BEGIN Information supplied

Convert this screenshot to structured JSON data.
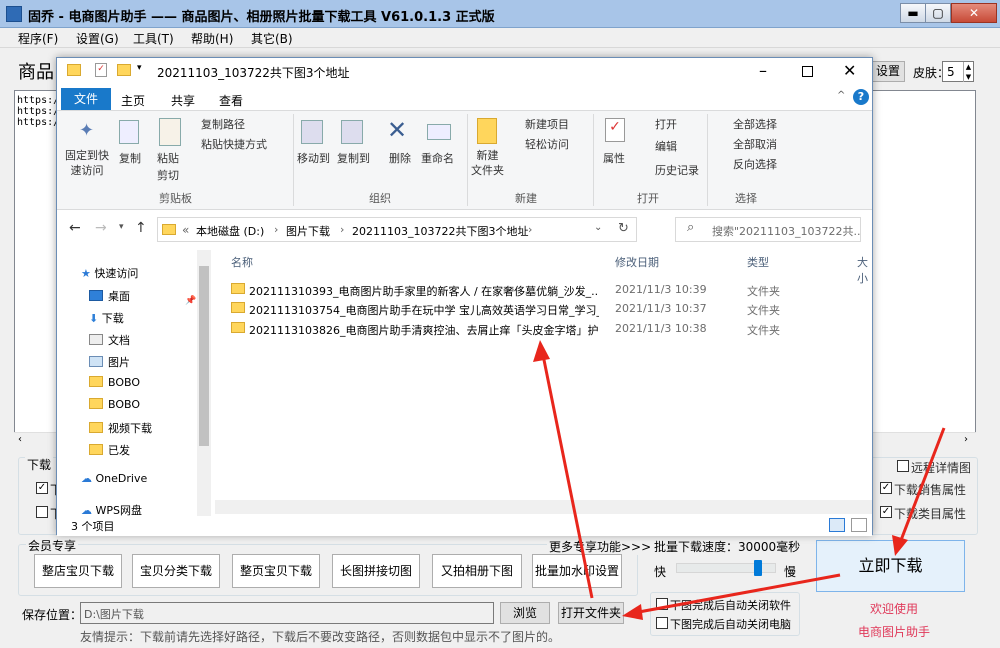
{
  "app": {
    "title": "固乔 - 电商图片助手 —— 商品图片、相册照片批量下载工具 V61.0.1.3 正式版",
    "window_buttons": {
      "minimize": "▬",
      "maximize": "▢",
      "close": "✕"
    }
  },
  "menu": [
    "程序(F)",
    "设置(G)",
    "工具(T)",
    "帮助(H)",
    "其它(B)"
  ],
  "top": {
    "label": "商品",
    "settings_label": "设置",
    "skin_label": "皮肤：",
    "skin_value": "5"
  },
  "url_lines": [
    "https:/",
    "https:/",
    "https:/"
  ],
  "download_group_label": "下载",
  "download_checks": [
    "下",
    "下"
  ],
  "right_options": {
    "detail_image": "远程详情图",
    "sales_attr": "下载销售属性",
    "category_attr": "下载类目属性"
  },
  "member": {
    "label": "会员专享",
    "more": "更多专享功能>>>",
    "buttons": [
      "整店宝贝下载",
      "宝贝分类下载",
      "整页宝贝下载",
      "长图拼接切图",
      "又拍相册下图",
      "批量加水印设置"
    ]
  },
  "speed": {
    "label": "批量下载速度：30000毫秒",
    "fast": "快",
    "slow": "慢",
    "value_fraction": 0.85
  },
  "options": {
    "close_software": "下图完成后自动关闭软件",
    "shutdown": "下图完成后自动关闭电脑"
  },
  "start_label": "立即下载",
  "welcome": [
    "欢迎使用",
    "电商图片助手"
  ],
  "save": {
    "label": "保存位置：",
    "path": "D:\\图片下载",
    "browse": "浏览",
    "open_folder": "打开文件夹"
  },
  "tip": "友情提示：下载前请先选择好路径，下载后不要改变路径，否则数据包中显示不了图片的。",
  "explorer": {
    "title": "20211103_103722共下图3个地址",
    "tabs": [
      "文件",
      "主页",
      "共享",
      "查看"
    ],
    "ribbon": {
      "pin": "固定到快\n速访问",
      "copy": "复制",
      "paste": "粘贴",
      "copy_path": "复制路径",
      "paste_shortcut": "粘贴快捷方式",
      "cut": "剪切",
      "move_to": "移动到",
      "copy_to": "复制到",
      "delete": "删除",
      "rename": "重命名",
      "new_folder": "新建\n文件夹",
      "new_item": "新建项目",
      "easy_access": "轻松访问",
      "properties": "属性",
      "open": "打开",
      "edit": "编辑",
      "history": "历史记录",
      "select_all": "全部选择",
      "select_none": "全部取消",
      "invert": "反向选择",
      "groups": [
        "剪贴板",
        "组织",
        "新建",
        "打开",
        "选择"
      ]
    },
    "address": [
      "本地磁盘 (D:)",
      "图片下载",
      "20211103_103722共下图3个地址"
    ],
    "search_placeholder": "搜索\"20211103_103722共...",
    "nav": [
      "快速访问",
      "桌面",
      "下载",
      "文档",
      "图片",
      "BOBO",
      "BOBO",
      "视频下载",
      "已发",
      "OneDrive",
      "WPS网盘"
    ],
    "columns": [
      "名称",
      "修改日期",
      "类型",
      "大小"
    ],
    "files": [
      {
        "name": "202111310393_电商图片助手家里的新客人 / 在家奢侈墓优躺_沙发_...",
        "date": "2021/11/3 10:39",
        "type": "文件夹"
      },
      {
        "name": "2021113103754_电商图片助手在玩中学 宝儿高效英语学习日常_学习_...",
        "date": "2021/11/3 10:37",
        "type": "文件夹"
      },
      {
        "name": "2021113103826_电商图片助手清爽控油、去屑止痒「头皮金字塔」护...",
        "date": "2021/11/3 10:38",
        "type": "文件夹"
      }
    ],
    "status": "3 个项目"
  }
}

END Information supplied

Written exercise
Find each line in the records holding the string "title" and show it.

The response
    "title": "固乔 - 电商图片助手 —— 商品图片、相册照片批量下载工具 V61.0.1.3 正式版",
    "title": "20211103_103722共下图3个地址",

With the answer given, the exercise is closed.